## What you should do
Give back each entry unchanged, minus pictures.

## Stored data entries

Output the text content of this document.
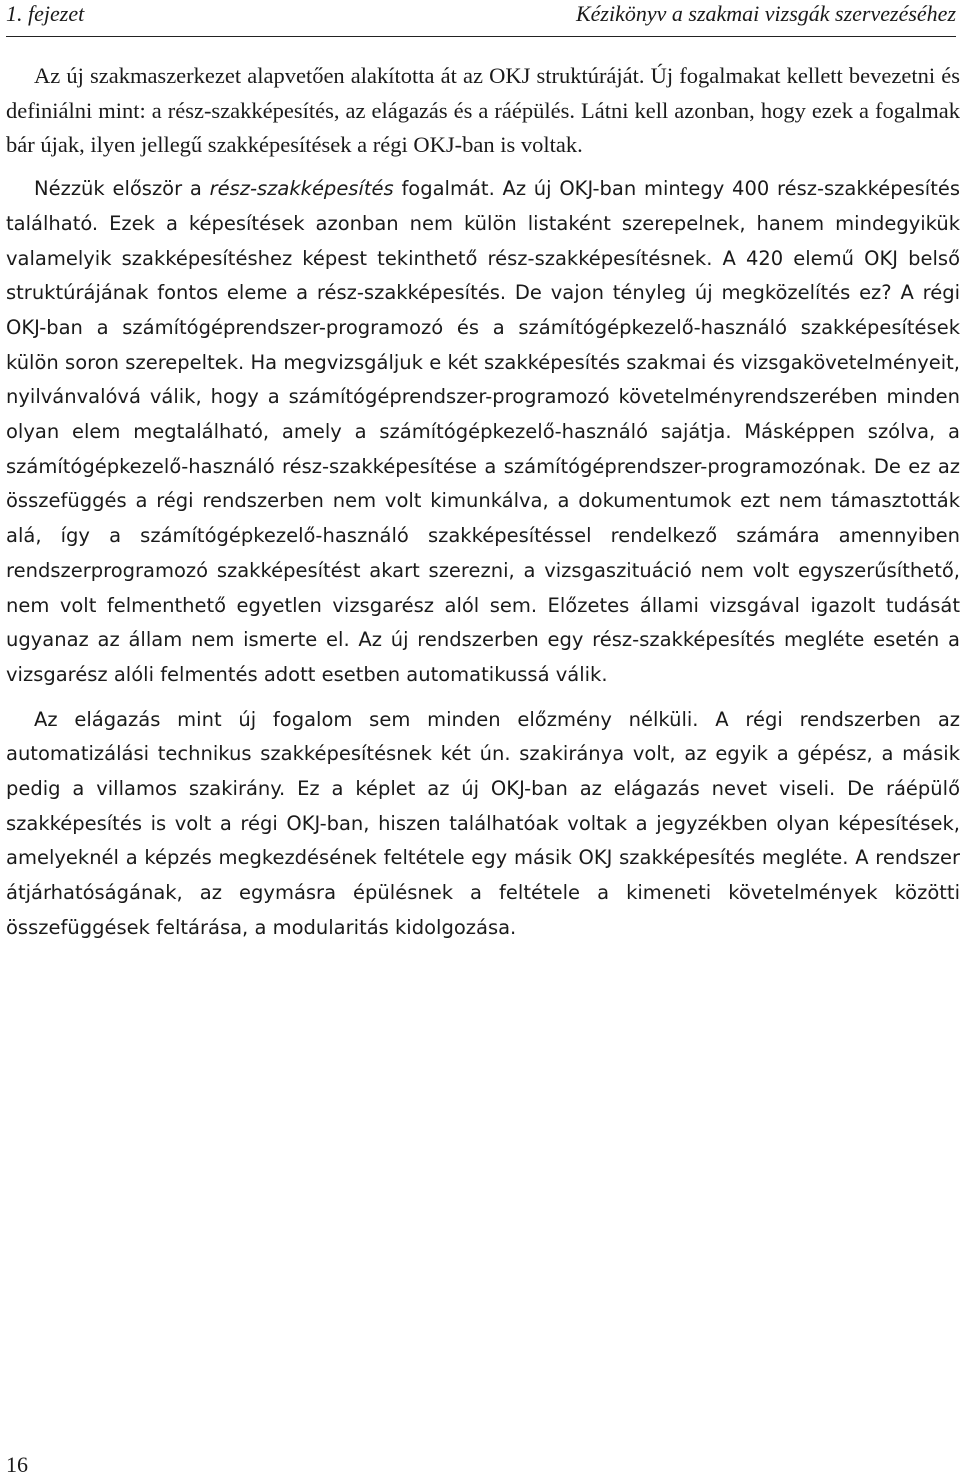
1. fejezet	Kézikönyv a szakmai vizsgák szervezéséhez

Az új szakmaszerkezet alapvetően alakította át az OKJ struktúráját. Új fogalmakat kellett bevezetni és definiálni mint: a rész-szakképesítés, az elágazás és a ráépülés. Látni kell azonban, hogy ezek a fogalmak bár újak, ilyen jellegű szakképesítések a régi OKJ-ban is voltak.

Nézzük először a rész-szakképesítés fogalmát. Az új OKJ-ban mintegy 400 rész-szakképesítés található. Ezek a képesítések azonban nem külön listaként szerepelnek, hanem mindegyikük valamelyik szakképesítéshez képest tekinthető rész-szakképesítésnek. A 420 elemű OKJ belső struktúrájának fontos eleme a rész-szakképesítés. De vajon tényleg új megközelítés ez? A régi OKJ-ban a számítógéprendszer-programozó és a számítógépkezelő-használó szakképesítések külön soron szerepeltek. Ha megvizsgáljuk e két szakképesítés szakmai és vizsgakövetelményeit, nyilvánvalóvá válik, hogy a számítógéprendszer-programozó követelményrendszerében minden olyan elem megtalálható, amely a számítógépkezelő-használó sajátja. Másképpen szólva, a számítógépkezelő-használó rész-szakképesítése a számítógéprendszer-programozónak. De ez az összefüggés a régi rendszerben nem volt kimunkálva, a dokumentumok ezt nem támasztották alá, így a számítógépkezelő-használó szakképesítéssel rendelkező számára amennyiben rendszerprogramozó szakképesítést akart szerezni, a vizsgaszituáció nem volt egyszerűsíthető, nem volt felmenthető egyetlen vizsgarész alól sem. Előzetes állami vizsgával igazolt tudását ugyanaz az állam nem ismerte el. Az új rendszerben egy rész-szakképesítés megléte esetén a vizsgarész alóli felmentés adott esetben automatikussá válik.

Az elágazás mint új fogalom sem minden előzmény nélküli. A régi rendszerben az automatizálási technikus szakképesítésnek két ún. szakiránya volt, az egyik a gépész, a másik pedig a villamos szakirány. Ez a képlet az új OKJ-ban az elágazás nevet viseli. De ráépülő szakképesítés is volt a régi OKJ-ban, hiszen találhatóak voltak a jegyzékben olyan képesítések, amelyeknél a képzés megkezdésének feltétele egy másik OKJ szakképesítés megléte. A rendszer átjárhatóságának, az egymásra épülésnek a feltétele a kimeneti követelmények közötti összefüggések feltárása, a modularitás kidolgozása.

16
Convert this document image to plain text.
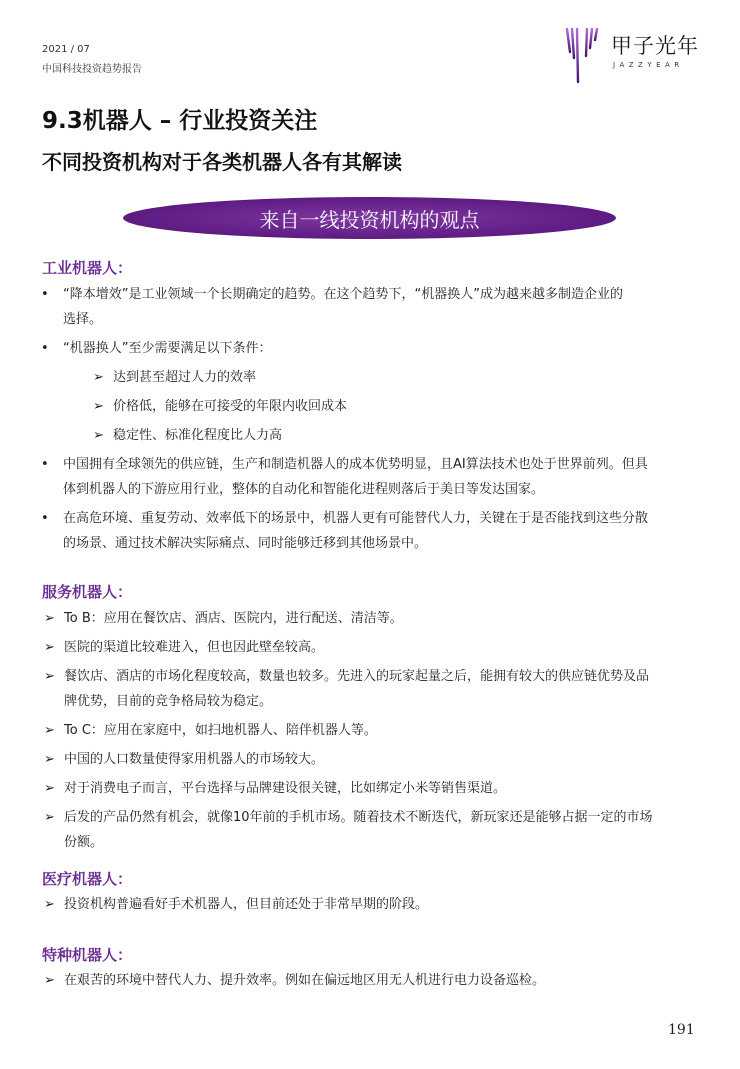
2021 / 07
中国科技投资趋势报告
甲子光年
JAZZYEAR
9.3机器人 – 行业投资关注
不同投资机构对于各类机器人各有其解读
来自一线投资机构的观点
工业机器人：
• “降本增效”是工业领域一个长期确定的趋势。在这个趋势下，“机器换人”成为越来越多制造企业的
选择。
• “机器换人”至少需要满足以下条件：
➢ 达到甚至超过人力的效率
➢ 价格低，能够在可接受的年限内收回成本
➢ 稳定性、标准化程度比人力高
• 中国拥有全球领先的供应链，生产和制造机器人的成本优势明显，且AI算法技术也处于世界前列。但具
体到机器人的下游应用行业，整体的自动化和智能化进程则落后于美日等发达国家。
• 在高危环境、重复劳动、效率低下的场景中，机器人更有可能替代人力，关键在于是否能找到这些分散
的场景、通过技术解决实际痛点、同时能够迁移到其他场景中。
服务机器人：
➢ To B：应用在餐饮店、酒店、医院内，进行配送、清洁等。
➢ 医院的渠道比较难进入，但也因此壁垒较高。
➢ 餐饮店、酒店的市场化程度较高，数量也较多。先进入的玩家起量之后，能拥有较大的供应链优势及品
牌优势，目前的竞争格局较为稳定。
➢ To C：应用在家庭中，如扫地机器人、陪伴机器人等。
➢ 中国的人口数量使得家用机器人的市场较大。
➢ 对于消费电子而言，平台选择与品牌建设很关键，比如绑定小米等销售渠道。
➢ 后发的产品仍然有机会，就像10年前的手机市场。随着技术不断迭代，新玩家还是能够占据一定的市场
份额。
医疗机器人：
➢ 投资机构普遍看好手术机器人，但目前还处于非常早期的阶段。
特种机器人：
➢ 在艰苦的环境中替代人力、提升效率。例如在偏远地区用无人机进行电力设备巡检。
191
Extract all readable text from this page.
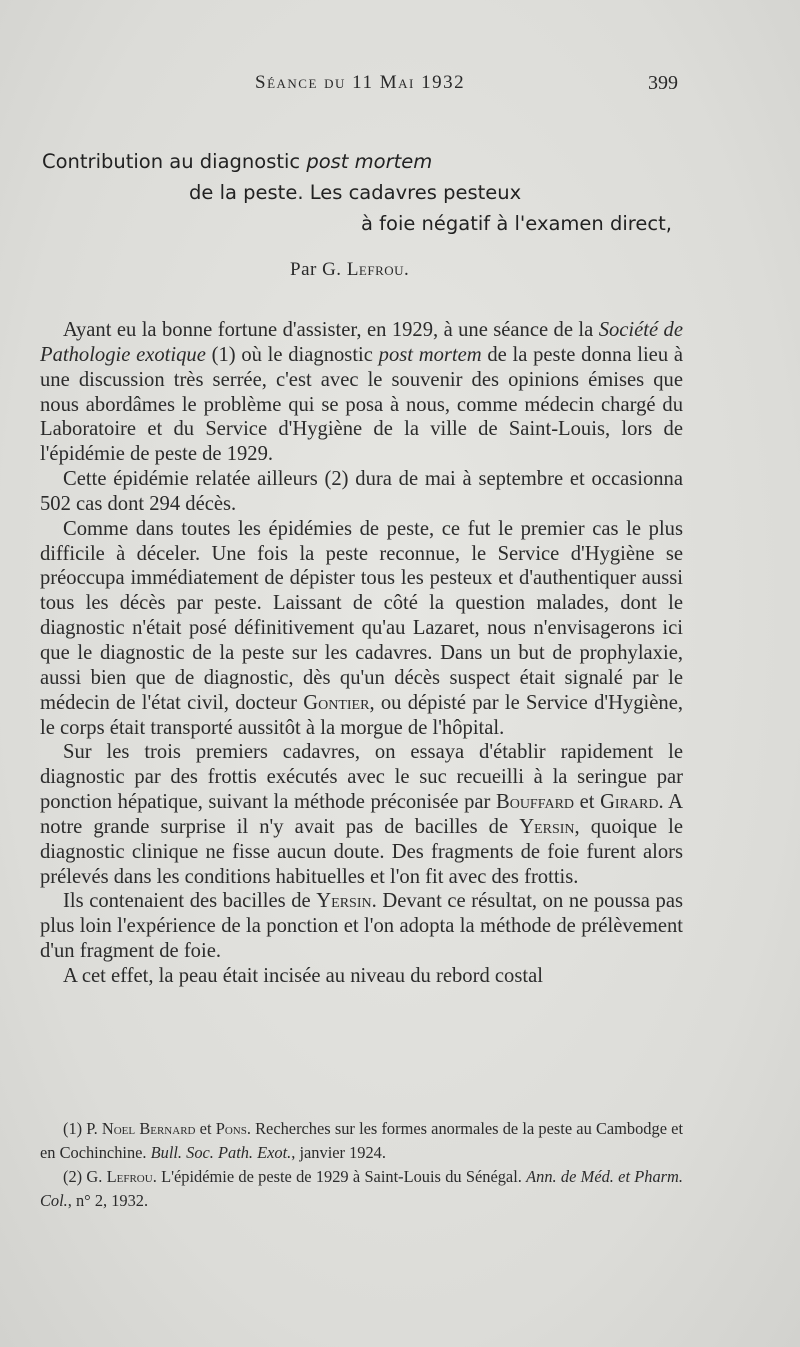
Séance du 11 Mai 1932	399
Contribution au diagnostic post mortem
de la peste. Les cadavres pesteux
à foie négatif à l'examen direct,
Par G. Lefrou.

Ayant eu la bonne fortune d'assister, en 1929, à une séance de la Société de Pathologie exotique (1) où le diagnostic post mortem de la peste donna lieu à une discussion très serrée, c'est avec le souvenir des opinions émises que nous abordâmes le problème qui se posa à nous, comme médecin chargé du Laboratoire et du Service d'Hygiène de la ville de Saint-Louis, lors de l'épidémie de peste de 1929.

Cette épidémie relatée ailleurs (2) dura de mai à septembre et occasionna 502 cas dont 294 décès.

Comme dans toutes les épidémies de peste, ce fut le premier cas le plus difficile à déceler. Une fois la peste reconnue, le Service d'Hygiène se préoccupa immédiatement de dépister tous les pesteux et d'authentiquer aussi tous les décès par peste. Laissant de côté la question malades, dont le diagnostic n'était posé définitivement qu'au Lazaret, nous n'envisagerons ici que le diagnostic de la peste sur les cadavres. Dans un but de prophylaxie, aussi bien que de diagnostic, dès qu'un décès suspect était signalé par le médecin de l'état civil, docteur Gontier, ou dépisté par le Service d'Hygiène, le corps était transporté aussitôt à la morgue de l'hôpital.

Sur les trois premiers cadavres, on essaya d'établir rapidement le diagnostic par des frottis exécutés avec le suc recueilli à la seringue par ponction hépatique, suivant la méthode préconisée par Bouffard et Girard. A notre grande surprise il n'y avait pas de bacilles de Yersin, quoique le diagnostic clinique ne fisse aucun doute. Des fragments de foie furent alors prélevés dans les conditions habituelles et l'on fit avec des frottis.

Ils contenaient des bacilles de Yersin. Devant ce résultat, on ne poussa pas plus loin l'expérience de la ponction et l'on adopta la méthode de prélèvement d'un fragment de foie.

A cet effet, la peau était incisée au niveau du rebord costal

(1) P. Noel Bernard et Pons. Recherches sur les formes anormales de la peste au Cambodge et en Cochinchine. Bull. Soc. Path. Exot., janvier 1924.

(2) G. Lefrou. L'épidémie de peste de 1929 à Saint-Louis du Sénégal. Ann. de Méd. et Pharm. Col., n° 2, 1932.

## Exercise answer
Output the text content of this document.
1. fejezet	Kézikönyv a szakmai vizsgák szervezéséhez

Az új szakmaszerkezet alapvetően alakította át az OKJ struktúráját. Új fogalmakat kellett bevezetni és definiálni mint: a rész-szakképesítés, az elágazás és a ráépülés. Látni kell azonban, hogy ezek a fogalmak bár újak, ilyen jellegű szakképesítések a régi OKJ-ban is voltak.

Nézzük először a rész-szakképesítés fogalmát. Az új OKJ-ban mintegy 400 rész-szakképesítés található. Ezek a képesítések azonban nem külön listaként szerepelnek, hanem mindegyikük valamelyik szakképesítéshez képest tekinthető rész-szakképesítésnek. A 420 elemű OKJ belső struktúrájának fontos eleme a rész-szakképesítés. De vajon tényleg új megközelítés ez? A régi OKJ-ban a számítógéprendszer-programozó és a számítógépkezelő-használó szakképesítések külön soron szerepeltek. Ha megvizsgáljuk e két szakképesítés szakmai és vizsgakövetelményeit, nyilvánvalóvá válik, hogy a számítógéprendszer-programozó követelményrendszerében minden olyan elem megtalálható, amely a számítógépkezelő-használó sajátja. Másképpen szólva, a számítógépkezelő-használó rész-szakképesítése a számítógéprendszer-programozónak. De ez az összefüggés a régi rendszerben nem volt kimunkálva, a dokumentumok ezt nem támasztották alá, így a számítógépkezelő-használó szakképesítéssel rendelkező számára amennyiben rendszerprogramozó szakképesítést akart szerezni, a vizsgaszituáció nem volt egyszerűsíthető, nem volt felmenthető egyetlen vizsgarész alól sem. Előzetes állami vizsgával igazolt tudását ugyanaz az állam nem ismerte el. Az új rendszerben egy rész-szakképesítés megléte esetén a vizsgarész alóli felmentés adott esetben automatikussá válik.

Az elágazás mint új fogalom sem minden előzmény nélküli. A régi rendszerben az automatizálási technikus szakképesítésnek két ún. szakiránya volt, az egyik a gépész, a másik pedig a villamos szakirány. Ez a képlet az új OKJ-ban az elágazás nevet viseli. De ráépülő szakképesítés is volt a régi OKJ-ban, hiszen találhatóak voltak a jegyzékben olyan képesítések, amelyeknél a képzés megkezdésének feltétele egy másik OKJ szakképesítés megléte. A rendszer átjárhatóságának, az egymásra épülésnek a feltétele a kimeneti követelmények közötti összefüggések feltárása, a modularitás kidolgozása.

16
Convert this document image to plain text.
2021 / 07
中国科技投资趋势报告
甲子光年
JAZZYEAR
9.3机器人 – 行业投资关注
不同投资机构对于各类机器人各有其解读
来自一线投资机构的观点
工业机器人：
• “降本增效”是工业领域一个长期确定的趋势。在这个趋势下，“机器换人”成为越来越多制造企业的
选择。
• “机器换人”至少需要满足以下条件：
➢ 达到甚至超过人力的效率
➢ 价格低，能够在可接受的年限内收回成本
➢ 稳定性、标准化程度比人力高
• 中国拥有全球领先的供应链，生产和制造机器人的成本优势明显，且AI算法技术也处于世界前列。但具
体到机器人的下游应用行业，整体的自动化和智能化进程则落后于美日等发达国家。
• 在高危环境、重复劳动、效率低下的场景中，机器人更有可能替代人力，关键在于是否能找到这些分散
的场景、通过技术解决实际痛点、同时能够迁移到其他场景中。
服务机器人：
➢ To B：应用在餐饮店、酒店、医院内，进行配送、清洁等。
➢ 医院的渠道比较难进入，但也因此壁垒较高。
➢ 餐饮店、酒店的市场化程度较高，数量也较多。先进入的玩家起量之后，能拥有较大的供应链优势及品
牌优势，目前的竞争格局较为稳定。
➢ To C：应用在家庭中，如扫地机器人、陪伴机器人等。
➢ 中国的人口数量使得家用机器人的市场较大。
➢ 对于消费电子而言，平台选择与品牌建设很关键，比如绑定小米等销售渠道。
➢ 后发的产品仍然有机会，就像10年前的手机市场。随着技术不断迭代，新玩家还是能够占据一定的市场
份额。
医疗机器人：
➢ 投资机构普遍看好手术机器人，但目前还处于非常早期的阶段。
特种机器人：
➢ 在艰苦的环境中替代人力、提升效率。例如在偏远地区用无人机进行电力设备巡检。
191
Extract all readable text from this page.
Séance du 11 Mai 1932	399
Contribution au diagnostic post mortem
de la peste. Les cadavres pesteux
à foie négatif à l'examen direct,
Par G. Lefrou.

Ayant eu la bonne fortune d'assister, en 1929, à une séance de la Société de Pathologie exotique (1) où le diagnostic post mortem de la peste donna lieu à une discussion très serrée, c'est avec le souvenir des opinions émises que nous abordâmes le problème qui se posa à nous, comme médecin chargé du Laboratoire et du Service d'Hygiène de la ville de Saint-Louis, lors de l'épidémie de peste de 1929.

Cette épidémie relatée ailleurs (2) dura de mai à septembre et occasionna 502 cas dont 294 décès.

Comme dans toutes les épidémies de peste, ce fut le premier cas le plus difficile à déceler. Une fois la peste reconnue, le Service d'Hygiène se préoccupa immédiatement de dépister tous les pesteux et d'authentiquer aussi tous les décès par peste. Laissant de côté la question malades, dont le diagnostic n'était posé définitivement qu'au Lazaret, nous n'envisagerons ici que le diagnostic de la peste sur les cadavres. Dans un but de prophylaxie, aussi bien que de diagnostic, dès qu'un décès suspect était signalé par le médecin de l'état civil, docteur Gontier, ou dépisté par le Service d'Hygiène, le corps était transporté aussitôt à la morgue de l'hôpital.

Sur les trois premiers cadavres, on essaya d'établir rapidement le diagnostic par des frottis exécutés avec le suc recueilli à la seringue par ponction hépatique, suivant la méthode préconisée par Bouffard et Girard. A notre grande surprise il n'y avait pas de bacilles de Yersin, quoique le diagnostic clinique ne fisse aucun doute. Des fragments de foie furent alors prélevés dans les conditions habituelles et l'on fit avec des frottis.

Ils contenaient des bacilles de Yersin. Devant ce résultat, on ne poussa pas plus loin l'expérience de la ponction et l'on adopta la méthode de prélèvement d'un fragment de foie.

A cet effet, la peau était incisée au niveau du rebord costal

(1) P. Noel Bernard et Pons. Recherches sur les formes anormales de la peste au Cambodge et en Cochinchine. Bull. Soc. Path. Exot., janvier 1924.

(2) G. Lefrou. L'épidémie de peste de 1929 à Saint-Louis du Sénégal. Ann. de Méd. et Pharm. Col., n° 2, 1932.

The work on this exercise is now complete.